Transcribe the records below exactly, leaving out any pictures.

# start of Supplied entries

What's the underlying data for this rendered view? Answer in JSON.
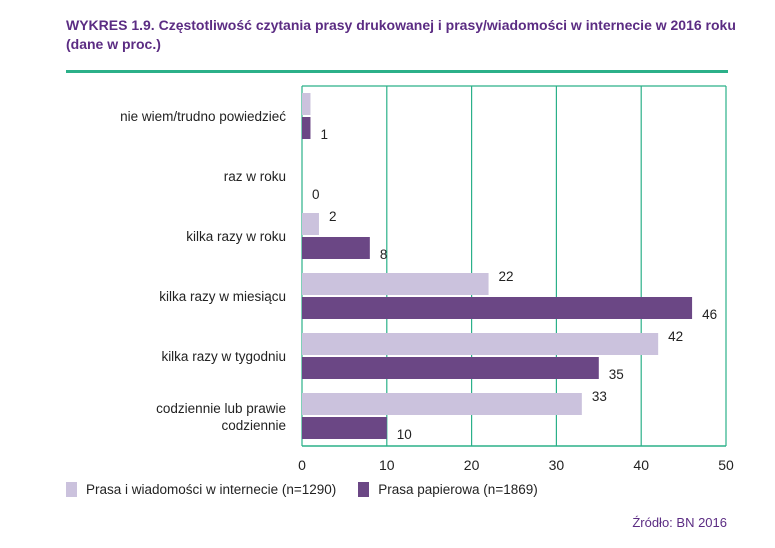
{
  "title": "WYKRES 1.9. Częstotliwość czytania prasy drukowanej i prasy/wiadomości w internecie w 2016 roku (dane w proc.)",
  "source": "Źródło: BN 2016",
  "colors": {
    "internet": "#cbc2dd",
    "paper": "#6b4785",
    "grid": "#2bb089",
    "accent": "#5b2c83"
  },
  "chart_data": {
    "type": "bar",
    "orientation": "horizontal",
    "categories": [
      "nie wiem/trudno powiedzieć",
      "raz w roku",
      "kilka razy w roku",
      "kilka razy w miesiącu",
      "kilka razy w tygodniu",
      "codziennie lub prawie codziennie"
    ],
    "series": [
      {
        "name": "Prasa i wiadomości w internecie (n=1290)",
        "values": [
          1,
          null,
          2,
          22,
          42,
          33
        ]
      },
      {
        "name": "Prasa papierowa (n=1869)",
        "values": [
          1,
          0,
          8,
          46,
          35,
          10
        ]
      }
    ],
    "data_labels": [
      [
        "",
        "",
        "2",
        "22",
        "42",
        "33"
      ],
      [
        "1",
        "0",
        "8",
        "46",
        "35",
        "10"
      ]
    ],
    "xlim": [
      0,
      50
    ],
    "xticks": [
      0,
      10,
      20,
      30,
      40,
      50
    ],
    "grid": true,
    "legend_position": "bottom"
  }
}
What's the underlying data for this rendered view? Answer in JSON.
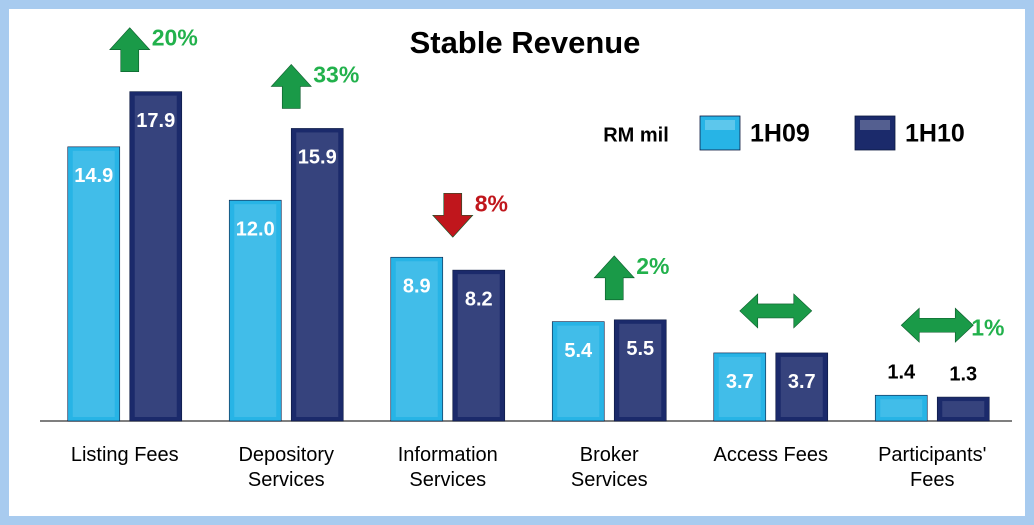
{
  "chart_data": {
    "type": "bar",
    "title": "Stable Revenue",
    "unit_label": "RM mil",
    "categories": [
      "Listing Fees",
      "Depository Services",
      "Information Services",
      "Broker Services",
      "Access Fees",
      "Participants' Fees"
    ],
    "series": [
      {
        "name": "1H09",
        "color": "#27b4e6",
        "values": [
          14.9,
          12,
          8.9,
          5.4,
          3.7,
          1.4
        ],
        "value_labels": [
          "14.9",
          "12.0",
          "8.9",
          "5.4",
          "3.7",
          "1.4"
        ]
      },
      {
        "name": "1H10",
        "color": "#1b2a6b",
        "values": [
          17.9,
          15.9,
          8.2,
          5.5,
          3.7,
          1.3
        ],
        "value_labels": [
          "17.9",
          "15.9",
          "8.2",
          "5.5",
          "3.7",
          "1.3"
        ]
      }
    ],
    "changes": [
      {
        "label": "20%",
        "direction": "up"
      },
      {
        "label": "33%",
        "direction": "up"
      },
      {
        "label": "8%",
        "direction": "down"
      },
      {
        "label": "2%",
        "direction": "up"
      },
      {
        "direction": "both"
      },
      {
        "label": "1%",
        "direction": "both"
      }
    ],
    "ylim": [
      0,
      20
    ]
  }
}
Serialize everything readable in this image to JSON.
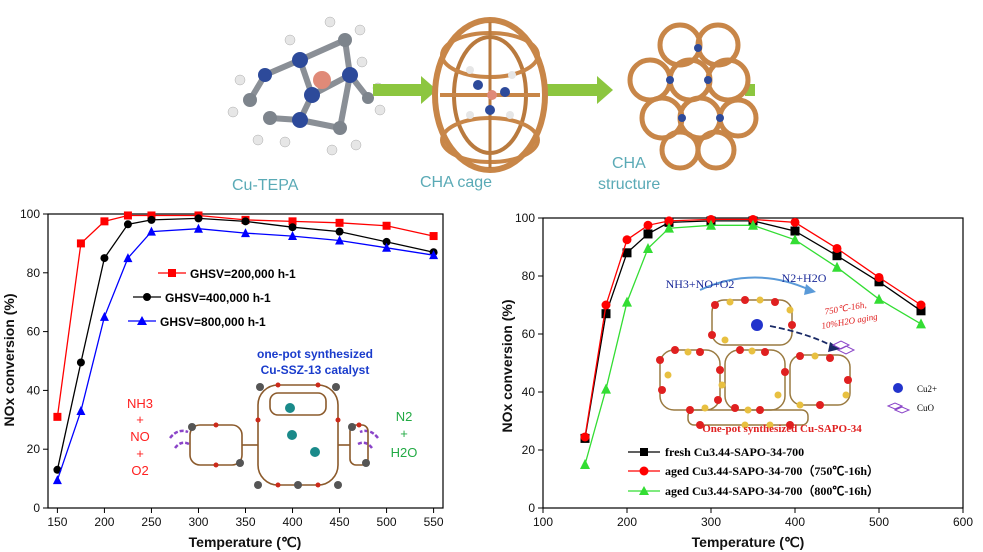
{
  "top_labels": {
    "molecule": "Cu-TEPA",
    "cage": "CHA cage",
    "structure_l1": "CHA",
    "structure_l2": "structure"
  },
  "chart_data": [
    {
      "type": "line",
      "xlabel": "Temperature (℃)",
      "ylabel": "NOx conversion (%)",
      "xlim": [
        140,
        560
      ],
      "ylim": [
        0,
        100
      ],
      "xticks": [
        150,
        200,
        250,
        300,
        350,
        400,
        450,
        500,
        550
      ],
      "yticks": [
        0,
        20,
        40,
        60,
        80,
        100
      ],
      "grid": false,
      "legend_position": "top-right",
      "series": [
        {
          "name": "GHSV=200,000 h-1",
          "color": "#ff0000",
          "marker": "square",
          "x": [
            150,
            175,
            200,
            225,
            250,
            300,
            350,
            400,
            450,
            500,
            550
          ],
          "y": [
            31,
            90,
            97.5,
            99.5,
            99.5,
            99.5,
            98,
            97.5,
            97,
            96,
            92.5
          ]
        },
        {
          "name": "GHSV=400,000 h-1",
          "color": "#000000",
          "marker": "circle",
          "x": [
            150,
            175,
            200,
            225,
            250,
            300,
            350,
            400,
            450,
            500,
            550
          ],
          "y": [
            13,
            49.5,
            85,
            96.5,
            98,
            98.5,
            97.5,
            95.5,
            94,
            90.5,
            87
          ]
        },
        {
          "name": "GHSV=800,000 h-1",
          "color": "#0000ff",
          "marker": "triangle",
          "x": [
            150,
            175,
            200,
            225,
            250,
            300,
            350,
            400,
            450,
            500,
            550
          ],
          "y": [
            9.5,
            33,
            65,
            85,
            94,
            95,
            93.5,
            92.5,
            91,
            88.5,
            86
          ]
        }
      ],
      "annotations": {
        "catalyst_l1": "one-pot synthesized",
        "catalyst_l2": "Cu-SSZ-13 catalyst",
        "reactant_nh3": "NH3",
        "reactant_plus1": "+",
        "reactant_no": "NO",
        "reactant_plus2": "+",
        "reactant_o2": "O2",
        "product_n2": "N2",
        "product_plus": "+",
        "product_h2o": "H2O"
      }
    },
    {
      "type": "line",
      "xlabel": "Temperature (℃)",
      "ylabel": "NOx conversion (%)",
      "xlim": [
        100,
        600
      ],
      "ylim": [
        0,
        100
      ],
      "xticks": [
        100,
        200,
        300,
        400,
        500,
        600
      ],
      "yticks": [
        0,
        20,
        40,
        60,
        80,
        100
      ],
      "grid": false,
      "legend_position": "bottom-left",
      "series": [
        {
          "name": "fresh Cu3.44-SAPO-34-700",
          "color": "#000000",
          "marker": "square",
          "x": [
            150,
            175,
            200,
            225,
            250,
            300,
            350,
            400,
            450,
            500,
            550
          ],
          "y": [
            24,
            67,
            88,
            94.5,
            98.5,
            99,
            99,
            95.5,
            87,
            78,
            68
          ]
        },
        {
          "name": "aged Cu3.44-SAPO-34-700（750℃-16h）",
          "color": "#ff0000",
          "marker": "circle",
          "x": [
            150,
            175,
            200,
            225,
            250,
            300,
            350,
            400,
            450,
            500,
            550
          ],
          "y": [
            24.5,
            70,
            92.5,
            97.5,
            99,
            99.5,
            99.5,
            98.5,
            89.5,
            79.5,
            70
          ]
        },
        {
          "name": "aged Cu3.44-SAPO-34-700（800℃-16h）",
          "color": "#33dd33",
          "marker": "triangle",
          "x": [
            150,
            175,
            200,
            225,
            250,
            300,
            350,
            400,
            450,
            500,
            550
          ],
          "y": [
            15,
            41,
            71,
            89.5,
            96.5,
            97.5,
            97.5,
            92.5,
            83,
            72,
            63.5
          ]
        }
      ],
      "annotations": {
        "reactants": "NH3+NO+O2",
        "products": "N2+H2O",
        "aging_l1": "750℃-16h,",
        "aging_l2": "10%H2O aging",
        "legend_cu": "Cu2+",
        "legend_cuo": "CuO",
        "caption": "One-pot synthesized Cu-SAPO-34"
      }
    }
  ],
  "colors": {
    "arrow": "#8cc63f",
    "framework": "#c88648",
    "top_label": "#5aaab6",
    "o_atom": "#e02020",
    "t_atom": "#e8c040"
  }
}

# end of Supplied entries

Answer below>
What's the underlying data for this rendered view? Answer in JSON.
{
  "title": "WYKRES 1.9. Częstotliwość czytania prasy drukowanej i prasy/wiadomości w internecie w 2016 roku (dane w proc.)",
  "source": "Źródło: BN 2016",
  "colors": {
    "internet": "#cbc2dd",
    "paper": "#6b4785",
    "grid": "#2bb089",
    "accent": "#5b2c83"
  },
  "chart_data": {
    "type": "bar",
    "orientation": "horizontal",
    "categories": [
      "nie wiem/trudno powiedzieć",
      "raz w roku",
      "kilka razy w roku",
      "kilka razy w miesiącu",
      "kilka razy w tygodniu",
      "codziennie lub prawie codziennie"
    ],
    "series": [
      {
        "name": "Prasa i wiadomości w internecie (n=1290)",
        "values": [
          1,
          null,
          2,
          22,
          42,
          33
        ]
      },
      {
        "name": "Prasa papierowa (n=1869)",
        "values": [
          1,
          0,
          8,
          46,
          35,
          10
        ]
      }
    ],
    "data_labels": [
      [
        "",
        "",
        "2",
        "22",
        "42",
        "33"
      ],
      [
        "1",
        "0",
        "8",
        "46",
        "35",
        "10"
      ]
    ],
    "xlim": [
      0,
      50
    ],
    "xticks": [
      0,
      10,
      20,
      30,
      40,
      50
    ],
    "grid": true,
    "legend_position": "bottom"
  }
}
What's the underlying data for this rendered view? Answer in JSON.
{
  "chart_data": {
    "type": "bar",
    "title": "Stable Revenue",
    "unit_label": "RM mil",
    "categories": [
      "Listing Fees",
      "Depository Services",
      "Information Services",
      "Broker Services",
      "Access Fees",
      "Participants' Fees"
    ],
    "series": [
      {
        "name": "1H09",
        "color": "#27b4e6",
        "values": [
          14.9,
          12,
          8.9,
          5.4,
          3.7,
          1.4
        ],
        "value_labels": [
          "14.9",
          "12.0",
          "8.9",
          "5.4",
          "3.7",
          "1.4"
        ]
      },
      {
        "name": "1H10",
        "color": "#1b2a6b",
        "values": [
          17.9,
          15.9,
          8.2,
          5.5,
          3.7,
          1.3
        ],
        "value_labels": [
          "17.9",
          "15.9",
          "8.2",
          "5.5",
          "3.7",
          "1.3"
        ]
      }
    ],
    "changes": [
      {
        "label": "20%",
        "direction": "up"
      },
      {
        "label": "33%",
        "direction": "up"
      },
      {
        "label": "8%",
        "direction": "down"
      },
      {
        "label": "2%",
        "direction": "up"
      },
      {
        "direction": "both"
      },
      {
        "label": "1%",
        "direction": "both"
      }
    ],
    "ylim": [
      0,
      20
    ]
  }
}
Serialize everything readable in this image to JSON.
{
  "top_labels": {
    "molecule": "Cu-TEPA",
    "cage": "CHA cage",
    "structure_l1": "CHA",
    "structure_l2": "structure"
  },
  "chart_data": [
    {
      "type": "line",
      "xlabel": "Temperature (℃)",
      "ylabel": "NOx conversion (%)",
      "xlim": [
        140,
        560
      ],
      "ylim": [
        0,
        100
      ],
      "xticks": [
        150,
        200,
        250,
        300,
        350,
        400,
        450,
        500,
        550
      ],
      "yticks": [
        0,
        20,
        40,
        60,
        80,
        100
      ],
      "grid": false,
      "legend_position": "top-right",
      "series": [
        {
          "name": "GHSV=200,000 h-1",
          "color": "#ff0000",
          "marker": "square",
          "x": [
            150,
            175,
            200,
            225,
            250,
            300,
            350,
            400,
            450,
            500,
            550
          ],
          "y": [
            31,
            90,
            97.5,
            99.5,
            99.5,
            99.5,
            98,
            97.5,
            97,
            96,
            92.5
          ]
        },
        {
          "name": "GHSV=400,000 h-1",
          "color": "#000000",
          "marker": "circle",
          "x": [
            150,
            175,
            200,
            225,
            250,
            300,
            350,
            400,
            450,
            500,
            550
          ],
          "y": [
            13,
            49.5,
            85,
            96.5,
            98,
            98.5,
            97.5,
            95.5,
            94,
            90.5,
            87
          ]
        },
        {
          "name": "GHSV=800,000 h-1",
          "color": "#0000ff",
          "marker": "triangle",
          "x": [
            150,
            175,
            200,
            225,
            250,
            300,
            350,
            400,
            450,
            500,
            550
          ],
          "y": [
            9.5,
            33,
            65,
            85,
            94,
            95,
            93.5,
            92.5,
            91,
            88.5,
            86
          ]
        }
      ],
      "annotations": {
        "catalyst_l1": "one-pot synthesized",
        "catalyst_l2": "Cu-SSZ-13 catalyst",
        "reactant_nh3": "NH3",
        "reactant_plus1": "+",
        "reactant_no": "NO",
        "reactant_plus2": "+",
        "reactant_o2": "O2",
        "product_n2": "N2",
        "product_plus": "+",
        "product_h2o": "H2O"
      }
    },
    {
      "type": "line",
      "xlabel": "Temperature (℃)",
      "ylabel": "NOx conversion (%)",
      "xlim": [
        100,
        600
      ],
      "ylim": [
        0,
        100
      ],
      "xticks": [
        100,
        200,
        300,
        400,
        500,
        600
      ],
      "yticks": [
        0,
        20,
        40,
        60,
        80,
        100
      ],
      "grid": false,
      "legend_position": "bottom-left",
      "series": [
        {
          "name": "fresh Cu3.44-SAPO-34-700",
          "color": "#000000",
          "marker": "square",
          "x": [
            150,
            175,
            200,
            225,
            250,
            300,
            350,
            400,
            450,
            500,
            550
          ],
          "y": [
            24,
            67,
            88,
            94.5,
            98.5,
            99,
            99,
            95.5,
            87,
            78,
            68
          ]
        },
        {
          "name": "aged Cu3.44-SAPO-34-700（750℃-16h）",
          "color": "#ff0000",
          "marker": "circle",
          "x": [
            150,
            175,
            200,
            225,
            250,
            300,
            350,
            400,
            450,
            500,
            550
          ],
          "y": [
            24.5,
            70,
            92.5,
            97.5,
            99,
            99.5,
            99.5,
            98.5,
            89.5,
            79.5,
            70
          ]
        },
        {
          "name": "aged Cu3.44-SAPO-34-700（800℃-16h）",
          "color": "#33dd33",
          "marker": "triangle",
          "x": [
            150,
            175,
            200,
            225,
            250,
            300,
            350,
            400,
            450,
            500,
            550
          ],
          "y": [
            15,
            41,
            71,
            89.5,
            96.5,
            97.5,
            97.5,
            92.5,
            83,
            72,
            63.5
          ]
        }
      ],
      "annotations": {
        "reactants": "NH3+NO+O2",
        "products": "N2+H2O",
        "aging_l1": "750℃-16h,",
        "aging_l2": "10%H2O aging",
        "legend_cu": "Cu2+",
        "legend_cuo": "CuO",
        "caption": "One-pot synthesized Cu-SAPO-34"
      }
    }
  ],
  "colors": {
    "arrow": "#8cc63f",
    "framework": "#c88648",
    "top_label": "#5aaab6",
    "o_atom": "#e02020",
    "t_atom": "#e8c040"
  }
}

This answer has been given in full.